• Entries supplied:

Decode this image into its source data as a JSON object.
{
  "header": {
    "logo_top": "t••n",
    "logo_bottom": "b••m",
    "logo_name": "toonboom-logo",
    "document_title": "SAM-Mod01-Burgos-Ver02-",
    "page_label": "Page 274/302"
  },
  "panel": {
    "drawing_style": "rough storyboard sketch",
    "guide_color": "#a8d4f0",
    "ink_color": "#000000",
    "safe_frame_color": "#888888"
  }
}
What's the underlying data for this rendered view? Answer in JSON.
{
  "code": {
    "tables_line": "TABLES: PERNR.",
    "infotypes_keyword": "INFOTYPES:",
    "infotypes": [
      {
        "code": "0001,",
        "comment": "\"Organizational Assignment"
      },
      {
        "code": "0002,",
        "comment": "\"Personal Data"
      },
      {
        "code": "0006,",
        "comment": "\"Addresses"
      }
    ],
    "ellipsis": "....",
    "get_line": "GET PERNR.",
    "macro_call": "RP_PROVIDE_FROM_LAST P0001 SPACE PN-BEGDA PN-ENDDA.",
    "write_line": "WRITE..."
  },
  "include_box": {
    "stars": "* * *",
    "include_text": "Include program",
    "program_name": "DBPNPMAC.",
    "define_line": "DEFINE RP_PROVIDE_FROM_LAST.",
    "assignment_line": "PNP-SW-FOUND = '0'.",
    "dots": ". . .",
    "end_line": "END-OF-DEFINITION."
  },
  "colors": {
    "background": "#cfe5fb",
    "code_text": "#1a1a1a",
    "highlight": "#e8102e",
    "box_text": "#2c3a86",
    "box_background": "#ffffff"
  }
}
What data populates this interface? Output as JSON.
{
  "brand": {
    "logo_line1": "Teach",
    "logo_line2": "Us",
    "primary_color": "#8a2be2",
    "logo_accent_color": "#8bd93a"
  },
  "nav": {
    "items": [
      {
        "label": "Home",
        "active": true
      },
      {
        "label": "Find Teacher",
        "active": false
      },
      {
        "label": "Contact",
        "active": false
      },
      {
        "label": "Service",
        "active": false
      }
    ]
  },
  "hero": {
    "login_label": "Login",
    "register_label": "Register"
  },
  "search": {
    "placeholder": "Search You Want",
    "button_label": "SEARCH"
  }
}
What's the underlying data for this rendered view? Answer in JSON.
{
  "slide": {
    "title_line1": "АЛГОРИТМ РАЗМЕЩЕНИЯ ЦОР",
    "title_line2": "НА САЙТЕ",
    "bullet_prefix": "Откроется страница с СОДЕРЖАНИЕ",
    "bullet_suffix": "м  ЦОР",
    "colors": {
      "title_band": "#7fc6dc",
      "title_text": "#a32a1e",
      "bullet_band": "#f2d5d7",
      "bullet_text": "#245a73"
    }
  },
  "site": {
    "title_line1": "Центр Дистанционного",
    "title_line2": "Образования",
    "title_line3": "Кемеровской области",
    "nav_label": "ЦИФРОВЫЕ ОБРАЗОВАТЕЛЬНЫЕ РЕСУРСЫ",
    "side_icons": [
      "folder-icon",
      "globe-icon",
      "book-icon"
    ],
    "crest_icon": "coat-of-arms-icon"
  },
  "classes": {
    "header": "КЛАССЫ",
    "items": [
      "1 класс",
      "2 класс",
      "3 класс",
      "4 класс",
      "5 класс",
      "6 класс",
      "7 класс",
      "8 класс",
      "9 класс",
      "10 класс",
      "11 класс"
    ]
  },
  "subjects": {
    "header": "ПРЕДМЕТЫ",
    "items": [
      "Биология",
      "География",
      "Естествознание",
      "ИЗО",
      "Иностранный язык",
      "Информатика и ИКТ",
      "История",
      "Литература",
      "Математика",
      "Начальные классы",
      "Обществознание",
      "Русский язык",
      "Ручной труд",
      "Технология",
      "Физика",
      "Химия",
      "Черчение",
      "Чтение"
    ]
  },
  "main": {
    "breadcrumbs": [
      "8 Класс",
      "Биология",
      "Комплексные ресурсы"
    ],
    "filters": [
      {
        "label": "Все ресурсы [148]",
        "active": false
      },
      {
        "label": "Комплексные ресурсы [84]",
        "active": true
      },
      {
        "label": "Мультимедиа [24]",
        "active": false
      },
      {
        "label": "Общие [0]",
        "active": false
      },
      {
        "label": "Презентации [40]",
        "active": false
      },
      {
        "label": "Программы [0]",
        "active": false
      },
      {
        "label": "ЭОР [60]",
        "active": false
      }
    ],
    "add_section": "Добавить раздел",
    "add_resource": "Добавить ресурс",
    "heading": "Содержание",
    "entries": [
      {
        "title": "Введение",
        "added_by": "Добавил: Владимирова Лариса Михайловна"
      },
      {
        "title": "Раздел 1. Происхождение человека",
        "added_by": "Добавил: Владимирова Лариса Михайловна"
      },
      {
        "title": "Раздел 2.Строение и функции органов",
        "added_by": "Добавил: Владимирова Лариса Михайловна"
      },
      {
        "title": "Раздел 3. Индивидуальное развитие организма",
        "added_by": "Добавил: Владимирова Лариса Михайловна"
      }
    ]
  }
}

• Given task: State the count of lines with the word "PERNR" in them, and write nothing else.

• Written solution: 2